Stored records
__________________________________________________
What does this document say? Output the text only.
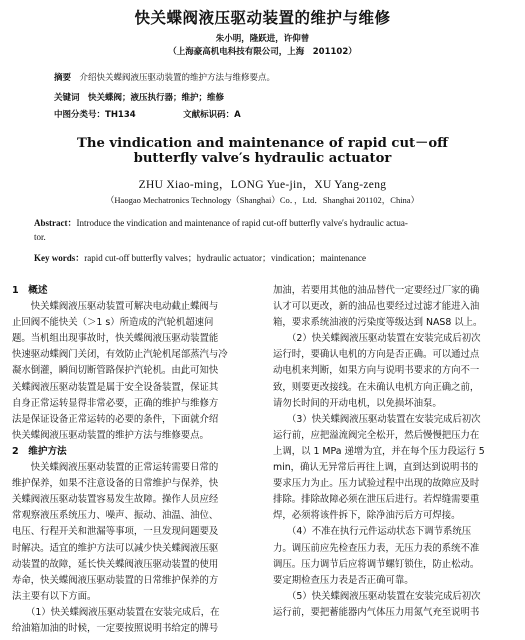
快关蝶阀液压驱动装置的维护与维修
朱小明，隆跃进，许仰曾
（上海豪高机电科技有限公司，上海　201102）
摘要　 介绍快关蝶阀液压驱动装置的维护方法与维修要点。
关键词　 快关蝶阀；液压执行器；维护；维修
中图分类号：TH134	文献标识码：A
The vindication and maintenance of rapid cut－off
butterfly valve′s hydraulic actuator
ZHU Xiao-ming，LONG Yue-jin，XU Yang-zeng
（Haogao Mechatronics Technology（Shanghai）Co．，Ltd．Shanghai 201102，China）
Abstract：Introduce the vindication and maintenance of rapid cut-off butterfly valve′s hydraulic actua-
tor.
Key words：rapid cut-off butterfly valves；hydraulic actuator；vindication；maintenance
1　概述
　　快关蝶阀液压驱动装置可解决电动截止蝶阀与
止回阀不能快关（＞1 s）所造成的汽轮机超速问
题。当机组出现事故时，快关蝶阀液压驱动装置能
快速驱动蝶阀门关闭，有效防止汽轮机尾部蒸汽与冷
凝水倒灌，瞬间切断管路保护汽轮机。由此可知快
关蝶阀液压驱动装置是属于安全设备装置，保证其
自身正常运转显得非常必要，正确的维护与维修方
法是保证设备正常运转的必要的条件，下面就介绍
快关蝶阀液压驱动装置的维护方法与维修要点。
2　维护方法
　　快关蝶阀液压驱动装置的正常运转需要日常的
维护保养，如果不注意设备的日常维护与保养，快
关蝶阀液压驱动装置容易发生故障。操作人员应经
常观察液压系统压力、噪声、振动、油温、油位、
电压、行程开关和泄漏等事项，一旦发现问题要及
时解决。适宜的维护方法可以减少快关蝶阀液压驱
动装置的故障，延长快关蝶阀液压驱动装置的使用
寿命，快关蝶阀液压驱动装置的日常维护保养的方
法主要有以下方面。
　　（1）快关蝶阀液压驱动装置在安装完成后，在
给油箱加油的时候，一定要按照说明书给定的牌号
加油，若要用其他的油品替代一定要经过厂家的确
认才可以更改，新的油品也要经过过滤才能进入油
箱，要求系统油液的污染度等级达到 NAS8 以上。
　　（2）快关蝶阀液压驱动装置在安装完成后初次
运行时，要确认电机的方向是否正确。可以通过点
动电机来判断，如果方向与说明书要求的方向不一
致，则要更改接线。在未确认电机方向正确之前，
请勿长时间的开动电机，以免损坏油泵。
　　（3）快关蝶阀液压驱动装置在安装完成后初次
运行前，应把溢流阀完全松开，然后慢慢把压力在
上调，以 1 MPa 递增为宜，并在每个压力段运行 5
min，确认无异常后再往上调，直到达到说明书的
要求压力为止。压力试验过程中出现的故障应及时
排除。排除故障必须在泄压后进行。若焊缝需要重
焊，必须将该件拆下，除净油污后方可焊接。
　　（4）不准在执行元件运动状态下调节系统压
力。调压前应先检查压力表，无压力表的系统不准
调压。压力调节后应将调节螺钉锁住，防止松动。
要定期检查压力表是否正确可靠。
　　（5）快关蝶阀液压驱动装置在安装完成后初次
运行前，要把蓄能器内气体压力用氮气充至说明书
__________________________________________________
◆ **SHORT PROBLEM**
Copy every record above exactly, leaving out any pictures.

◆ **TASK ANSWER**
What does this document say? Output the text only.
快关蝶阀液压驱动装置的维护与维修
朱小明，隆跃进，许仰曾
（上海豪高机电科技有限公司，上海　201102）
摘要　 介绍快关蝶阀液压驱动装置的维护方法与维修要点。
关键词　 快关蝶阀；液压执行器；维护；维修
中图分类号：TH134	文献标识码：A
The vindication and maintenance of rapid cut－off
butterfly valve′s hydraulic actuator
ZHU Xiao-ming，LONG Yue-jin，XU Yang-zeng
（Haogao Mechatronics Technology（Shanghai）Co．，Ltd．Shanghai 201102，China）
Abstract：Introduce the vindication and maintenance of rapid cut-off butterfly valve′s hydraulic actua-
tor.
Key words：rapid cut-off butterfly valves；hydraulic actuator；vindication；maintenance
1　概述
　　快关蝶阀液压驱动装置可解决电动截止蝶阀与
止回阀不能快关（＞1 s）所造成的汽轮机超速问
题。当机组出现事故时，快关蝶阀液压驱动装置能
快速驱动蝶阀门关闭，有效防止汽轮机尾部蒸汽与冷
凝水倒灌，瞬间切断管路保护汽轮机。由此可知快
关蝶阀液压驱动装置是属于安全设备装置，保证其
自身正常运转显得非常必要，正确的维护与维修方
法是保证设备正常运转的必要的条件，下面就介绍
快关蝶阀液压驱动装置的维护方法与维修要点。
2　维护方法
　　快关蝶阀液压驱动装置的正常运转需要日常的
维护保养，如果不注意设备的日常维护与保养，快
关蝶阀液压驱动装置容易发生故障。操作人员应经
常观察液压系统压力、噪声、振动、油温、油位、
电压、行程开关和泄漏等事项，一旦发现问题要及
时解决。适宜的维护方法可以减少快关蝶阀液压驱
动装置的故障，延长快关蝶阀液压驱动装置的使用
寿命，快关蝶阀液压驱动装置的日常维护保养的方
法主要有以下方面。
　　（1）快关蝶阀液压驱动装置在安装完成后，在
给油箱加油的时候，一定要按照说明书给定的牌号
加油，若要用其他的油品替代一定要经过厂家的确
认才可以更改，新的油品也要经过过滤才能进入油
箱，要求系统油液的污染度等级达到 NAS8 以上。
　　（2）快关蝶阀液压驱动装置在安装完成后初次
运行时，要确认电机的方向是否正确。可以通过点
动电机来判断，如果方向与说明书要求的方向不一
致，则要更改接线。在未确认电机方向正确之前，
请勿长时间的开动电机，以免损坏油泵。
　　（3）快关蝶阀液压驱动装置在安装完成后初次
运行前，应把溢流阀完全松开，然后慢慢把压力在
上调，以 1 MPa 递增为宜，并在每个压力段运行 5
min，确认无异常后再往上调，直到达到说明书的
要求压力为止。压力试验过程中出现的故障应及时
排除。排除故障必须在泄压后进行。若焊缝需要重
焊，必须将该件拆下，除净油污后方可焊接。
　　（4）不准在执行元件运动状态下调节系统压
力。调压前应先检查压力表，无压力表的系统不准
调压。压力调节后应将调节螺钉锁住，防止松动。
要定期检查压力表是否正确可靠。
　　（5）快关蝶阀液压驱动装置在安装完成后初次
运行前，要把蓄能器内气体压力用氮气充至说明书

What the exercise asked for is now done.